* begin MATERIAL PROVIDED *

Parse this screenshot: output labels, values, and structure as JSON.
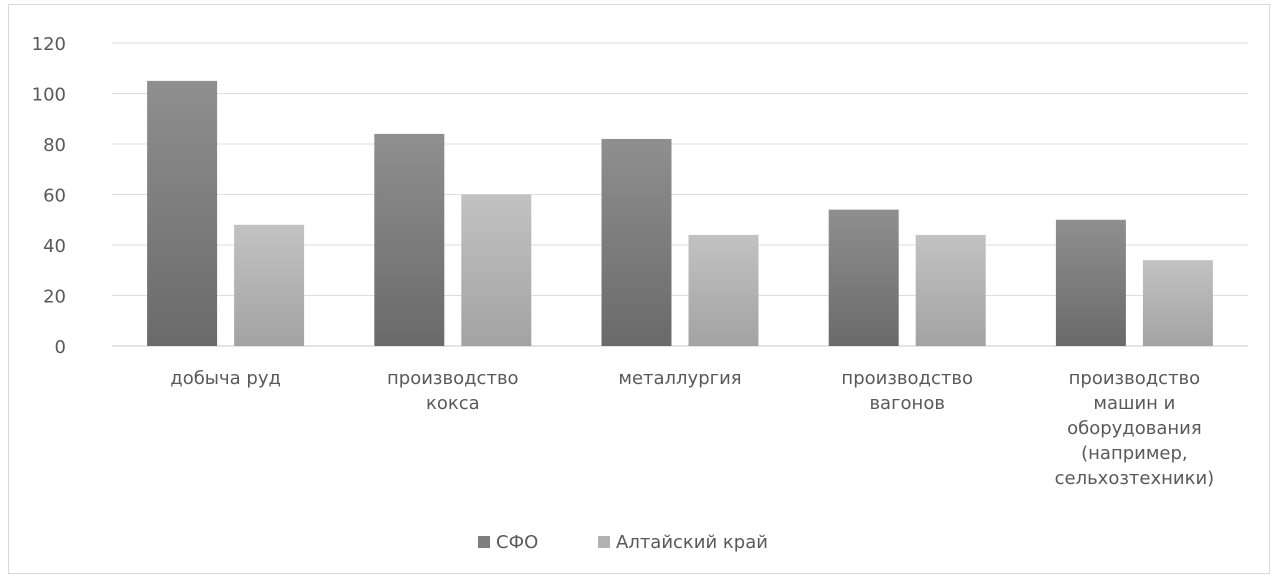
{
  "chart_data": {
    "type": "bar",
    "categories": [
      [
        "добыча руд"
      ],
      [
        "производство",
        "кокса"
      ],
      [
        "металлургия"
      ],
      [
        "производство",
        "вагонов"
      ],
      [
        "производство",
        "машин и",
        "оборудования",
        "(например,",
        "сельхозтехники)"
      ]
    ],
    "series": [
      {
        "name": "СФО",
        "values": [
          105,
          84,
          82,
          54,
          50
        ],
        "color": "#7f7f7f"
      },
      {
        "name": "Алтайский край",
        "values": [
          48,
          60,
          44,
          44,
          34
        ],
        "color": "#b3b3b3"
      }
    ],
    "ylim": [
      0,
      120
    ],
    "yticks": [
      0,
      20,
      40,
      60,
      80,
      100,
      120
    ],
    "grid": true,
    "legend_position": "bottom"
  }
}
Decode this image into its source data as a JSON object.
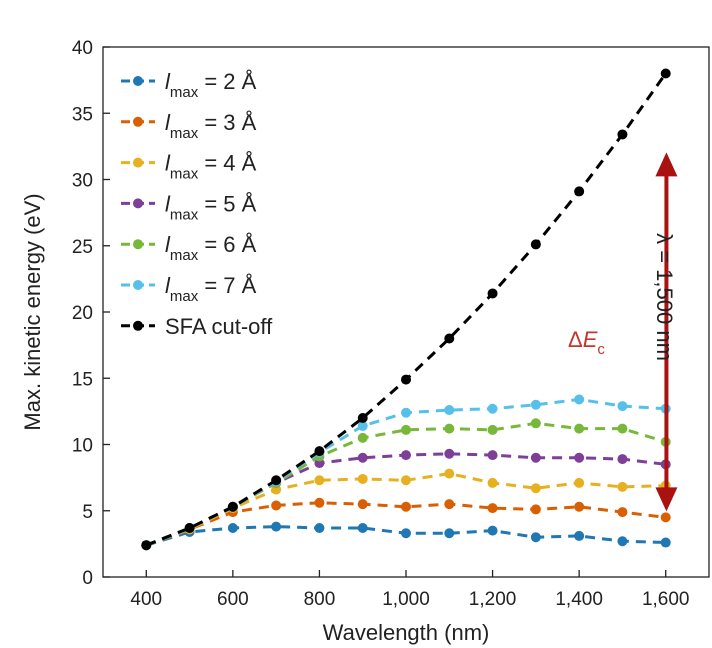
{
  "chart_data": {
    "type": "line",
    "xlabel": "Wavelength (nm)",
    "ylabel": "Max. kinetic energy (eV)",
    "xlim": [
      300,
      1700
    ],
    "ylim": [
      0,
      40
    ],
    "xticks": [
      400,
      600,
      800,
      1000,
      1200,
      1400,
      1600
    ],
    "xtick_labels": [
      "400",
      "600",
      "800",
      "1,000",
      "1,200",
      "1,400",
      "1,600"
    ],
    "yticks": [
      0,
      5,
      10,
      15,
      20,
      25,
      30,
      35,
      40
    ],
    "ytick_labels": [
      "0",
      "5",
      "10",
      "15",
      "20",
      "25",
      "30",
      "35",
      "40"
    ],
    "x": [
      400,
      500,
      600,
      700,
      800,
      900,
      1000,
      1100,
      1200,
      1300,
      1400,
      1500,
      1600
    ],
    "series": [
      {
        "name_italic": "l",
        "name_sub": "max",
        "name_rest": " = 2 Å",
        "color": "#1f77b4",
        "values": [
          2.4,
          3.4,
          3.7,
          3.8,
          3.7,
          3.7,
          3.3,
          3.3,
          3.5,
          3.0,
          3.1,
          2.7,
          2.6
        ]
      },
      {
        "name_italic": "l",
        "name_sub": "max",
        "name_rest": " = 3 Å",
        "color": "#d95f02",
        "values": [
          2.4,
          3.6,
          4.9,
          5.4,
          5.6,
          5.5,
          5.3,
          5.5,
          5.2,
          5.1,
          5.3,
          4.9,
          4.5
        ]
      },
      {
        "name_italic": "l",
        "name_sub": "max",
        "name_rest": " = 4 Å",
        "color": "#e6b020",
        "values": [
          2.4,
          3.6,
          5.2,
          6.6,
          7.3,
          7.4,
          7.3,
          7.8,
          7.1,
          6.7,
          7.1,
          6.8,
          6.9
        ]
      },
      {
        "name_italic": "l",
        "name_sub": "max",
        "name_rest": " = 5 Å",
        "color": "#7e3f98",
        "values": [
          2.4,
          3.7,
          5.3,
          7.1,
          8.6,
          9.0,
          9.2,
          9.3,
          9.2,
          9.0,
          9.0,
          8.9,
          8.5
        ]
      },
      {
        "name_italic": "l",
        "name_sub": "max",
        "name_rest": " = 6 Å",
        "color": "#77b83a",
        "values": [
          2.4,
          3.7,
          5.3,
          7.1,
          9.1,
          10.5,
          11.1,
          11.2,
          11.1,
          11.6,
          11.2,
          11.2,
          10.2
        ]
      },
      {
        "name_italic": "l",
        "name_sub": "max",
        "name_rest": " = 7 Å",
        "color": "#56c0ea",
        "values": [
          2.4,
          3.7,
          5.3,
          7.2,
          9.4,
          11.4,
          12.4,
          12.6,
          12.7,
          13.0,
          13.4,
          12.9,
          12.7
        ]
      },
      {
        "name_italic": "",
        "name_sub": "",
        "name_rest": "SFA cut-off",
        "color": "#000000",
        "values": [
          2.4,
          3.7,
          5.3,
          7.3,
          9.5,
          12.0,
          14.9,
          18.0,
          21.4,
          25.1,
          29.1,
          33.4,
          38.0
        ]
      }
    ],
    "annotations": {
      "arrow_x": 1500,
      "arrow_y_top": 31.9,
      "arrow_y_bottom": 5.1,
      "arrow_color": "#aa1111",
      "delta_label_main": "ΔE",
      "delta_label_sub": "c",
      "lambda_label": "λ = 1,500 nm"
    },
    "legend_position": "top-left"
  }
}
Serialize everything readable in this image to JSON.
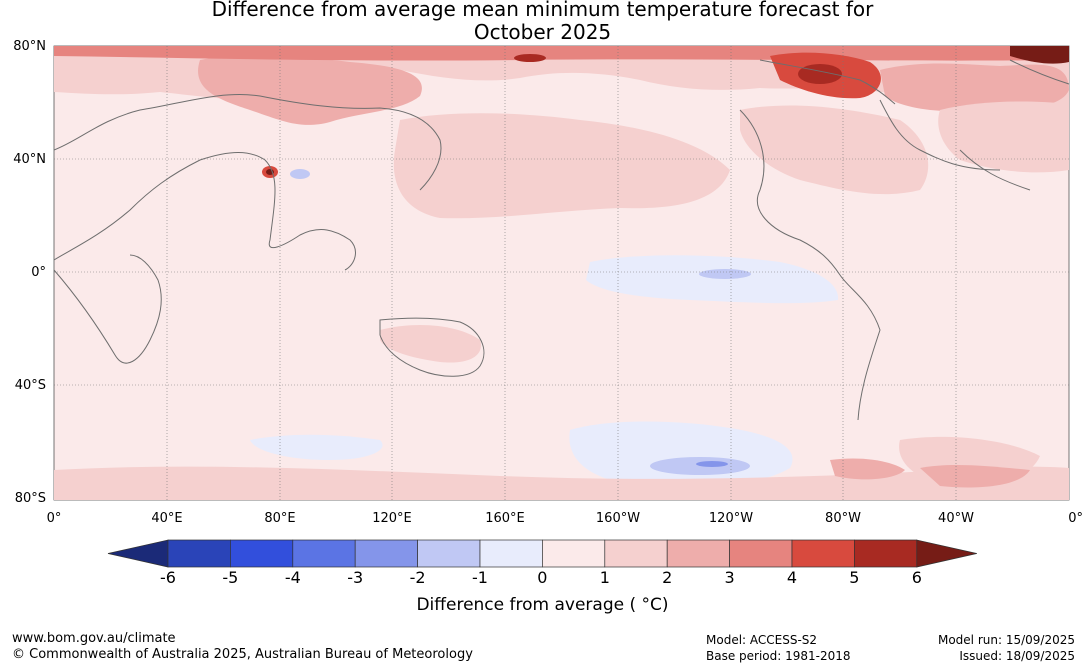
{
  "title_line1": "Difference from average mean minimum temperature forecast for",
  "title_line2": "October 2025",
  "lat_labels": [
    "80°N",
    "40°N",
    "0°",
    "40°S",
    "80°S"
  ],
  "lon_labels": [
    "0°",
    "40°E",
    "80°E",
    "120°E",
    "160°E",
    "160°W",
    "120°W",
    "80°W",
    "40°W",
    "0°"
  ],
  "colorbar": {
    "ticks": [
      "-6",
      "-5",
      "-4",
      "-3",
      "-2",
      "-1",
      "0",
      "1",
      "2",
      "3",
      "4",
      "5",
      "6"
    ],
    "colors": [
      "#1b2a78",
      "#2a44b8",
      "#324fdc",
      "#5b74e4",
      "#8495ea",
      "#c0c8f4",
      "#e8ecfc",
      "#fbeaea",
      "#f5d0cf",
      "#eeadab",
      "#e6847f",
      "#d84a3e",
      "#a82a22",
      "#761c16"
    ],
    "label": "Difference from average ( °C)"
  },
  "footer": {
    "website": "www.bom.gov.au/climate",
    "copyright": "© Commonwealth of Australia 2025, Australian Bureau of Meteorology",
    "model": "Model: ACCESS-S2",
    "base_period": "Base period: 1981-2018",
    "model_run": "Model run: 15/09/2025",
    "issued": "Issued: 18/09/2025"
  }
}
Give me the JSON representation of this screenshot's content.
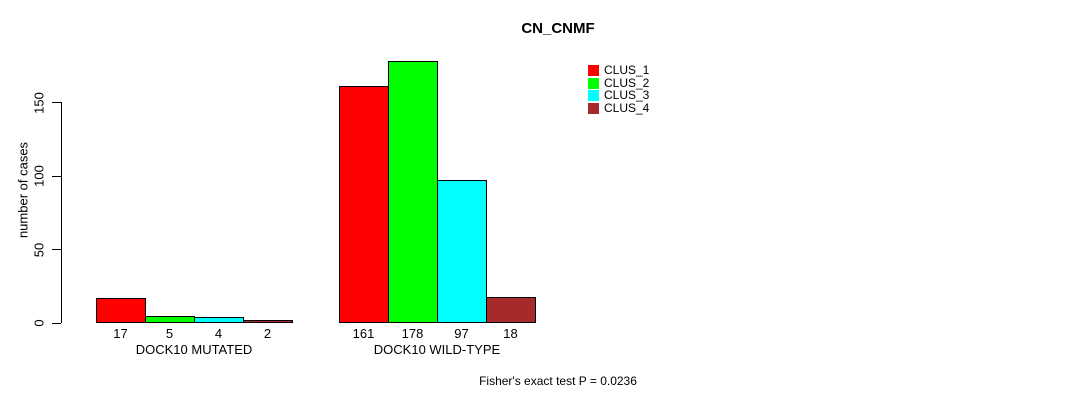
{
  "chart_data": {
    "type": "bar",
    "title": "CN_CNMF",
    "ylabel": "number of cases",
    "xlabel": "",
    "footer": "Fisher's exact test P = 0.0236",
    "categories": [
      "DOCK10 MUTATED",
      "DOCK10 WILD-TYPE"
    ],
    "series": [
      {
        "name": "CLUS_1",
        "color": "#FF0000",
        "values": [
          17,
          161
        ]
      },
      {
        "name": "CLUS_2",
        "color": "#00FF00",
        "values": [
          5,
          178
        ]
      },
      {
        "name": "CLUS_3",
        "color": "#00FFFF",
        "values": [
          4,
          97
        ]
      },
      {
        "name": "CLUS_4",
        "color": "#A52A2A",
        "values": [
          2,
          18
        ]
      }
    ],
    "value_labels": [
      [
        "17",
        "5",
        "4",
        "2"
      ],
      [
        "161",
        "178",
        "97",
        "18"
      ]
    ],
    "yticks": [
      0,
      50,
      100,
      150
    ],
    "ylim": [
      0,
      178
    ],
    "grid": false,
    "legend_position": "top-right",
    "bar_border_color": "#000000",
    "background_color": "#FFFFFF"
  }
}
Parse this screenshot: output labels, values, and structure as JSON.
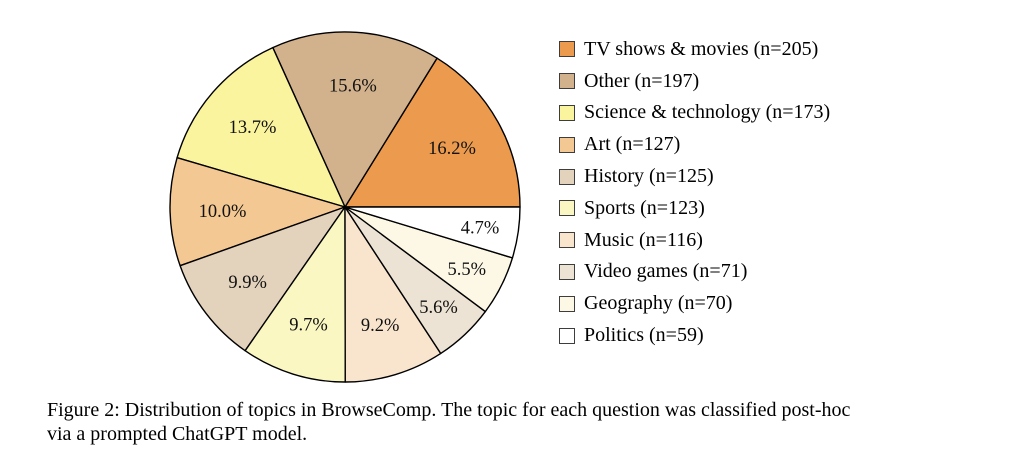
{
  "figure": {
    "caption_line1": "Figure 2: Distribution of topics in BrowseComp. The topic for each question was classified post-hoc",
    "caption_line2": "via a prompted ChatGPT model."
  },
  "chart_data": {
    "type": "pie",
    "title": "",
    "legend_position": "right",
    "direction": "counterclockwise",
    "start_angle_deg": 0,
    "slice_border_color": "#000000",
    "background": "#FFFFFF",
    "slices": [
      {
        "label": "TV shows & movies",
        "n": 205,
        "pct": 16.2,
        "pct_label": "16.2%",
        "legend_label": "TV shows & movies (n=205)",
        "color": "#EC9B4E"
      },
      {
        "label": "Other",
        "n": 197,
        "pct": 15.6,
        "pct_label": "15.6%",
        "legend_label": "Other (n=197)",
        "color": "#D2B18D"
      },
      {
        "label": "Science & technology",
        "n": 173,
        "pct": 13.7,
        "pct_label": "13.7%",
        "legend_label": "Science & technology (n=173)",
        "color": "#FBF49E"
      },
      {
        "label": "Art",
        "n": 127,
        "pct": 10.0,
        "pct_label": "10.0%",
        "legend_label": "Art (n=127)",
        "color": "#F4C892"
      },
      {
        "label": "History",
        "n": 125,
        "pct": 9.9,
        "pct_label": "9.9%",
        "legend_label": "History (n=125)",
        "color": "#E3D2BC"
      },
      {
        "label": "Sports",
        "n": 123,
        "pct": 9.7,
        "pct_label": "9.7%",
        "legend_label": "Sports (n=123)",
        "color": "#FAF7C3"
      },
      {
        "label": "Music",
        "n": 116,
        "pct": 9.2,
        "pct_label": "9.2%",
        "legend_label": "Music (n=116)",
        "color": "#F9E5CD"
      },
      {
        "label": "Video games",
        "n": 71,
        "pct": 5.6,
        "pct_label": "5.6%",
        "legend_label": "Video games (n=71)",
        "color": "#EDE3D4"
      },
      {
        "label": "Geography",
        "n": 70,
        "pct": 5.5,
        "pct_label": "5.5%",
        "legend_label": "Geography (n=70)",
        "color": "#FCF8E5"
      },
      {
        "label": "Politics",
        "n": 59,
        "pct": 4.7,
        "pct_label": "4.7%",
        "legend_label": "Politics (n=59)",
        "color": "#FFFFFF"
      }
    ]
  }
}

* end MATERIAL PROVIDED *

→ SET PROBLEM
Each line that holds the word "ylabel" is to be copied.

→ EXERCISE RESPONSE
    "ylabel": "Max. kinetic energy (eV)",
    "ylabel": "number of cases",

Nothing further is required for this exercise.